Leave out the pictures and repeat the rest of the material exactly.
########################################
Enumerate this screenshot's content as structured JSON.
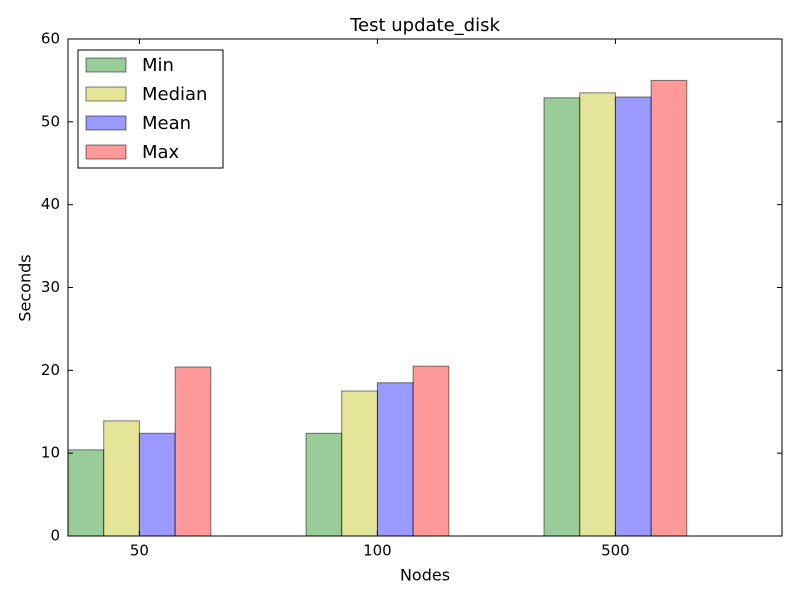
{
  "chart_data": {
    "type": "bar",
    "title": "Test update_disk",
    "x_label": "Nodes",
    "y_label": "Seconds",
    "categories": [
      "50",
      "100",
      "500"
    ],
    "series": [
      {
        "name": "Min",
        "color": "#008000",
        "values": [
          10.4,
          12.4,
          52.9
        ]
      },
      {
        "name": "Median",
        "color": "#bfbf00",
        "values": [
          13.9,
          17.5,
          53.5
        ]
      },
      {
        "name": "Mean",
        "color": "#0000ff",
        "values": [
          12.4,
          18.5,
          53.0
        ]
      },
      {
        "name": "Max",
        "color": "#ff0000",
        "values": [
          20.4,
          20.5,
          55.0
        ]
      }
    ],
    "ylim": [
      0,
      60
    ],
    "yticks": [
      0,
      10,
      20,
      30,
      40,
      50,
      60
    ],
    "legend": "upper left"
  }
}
########################################
◆ Result of this task ◆
Enumerate this screenshot's content as structured JSON.
{
  "chart_data": {
    "type": "bar",
    "title": "Test update_disk",
    "x_label": "Nodes",
    "y_label": "Seconds",
    "categories": [
      "50",
      "100",
      "500"
    ],
    "series": [
      {
        "name": "Min",
        "color": "#008000",
        "values": [
          10.4,
          12.4,
          52.9
        ]
      },
      {
        "name": "Median",
        "color": "#bfbf00",
        "values": [
          13.9,
          17.5,
          53.5
        ]
      },
      {
        "name": "Mean",
        "color": "#0000ff",
        "values": [
          12.4,
          18.5,
          53.0
        ]
      },
      {
        "name": "Max",
        "color": "#ff0000",
        "values": [
          20.4,
          20.5,
          55.0
        ]
      }
    ],
    "ylim": [
      0,
      60
    ],
    "yticks": [
      0,
      10,
      20,
      30,
      40,
      50,
      60
    ],
    "legend": "upper left"
  }
}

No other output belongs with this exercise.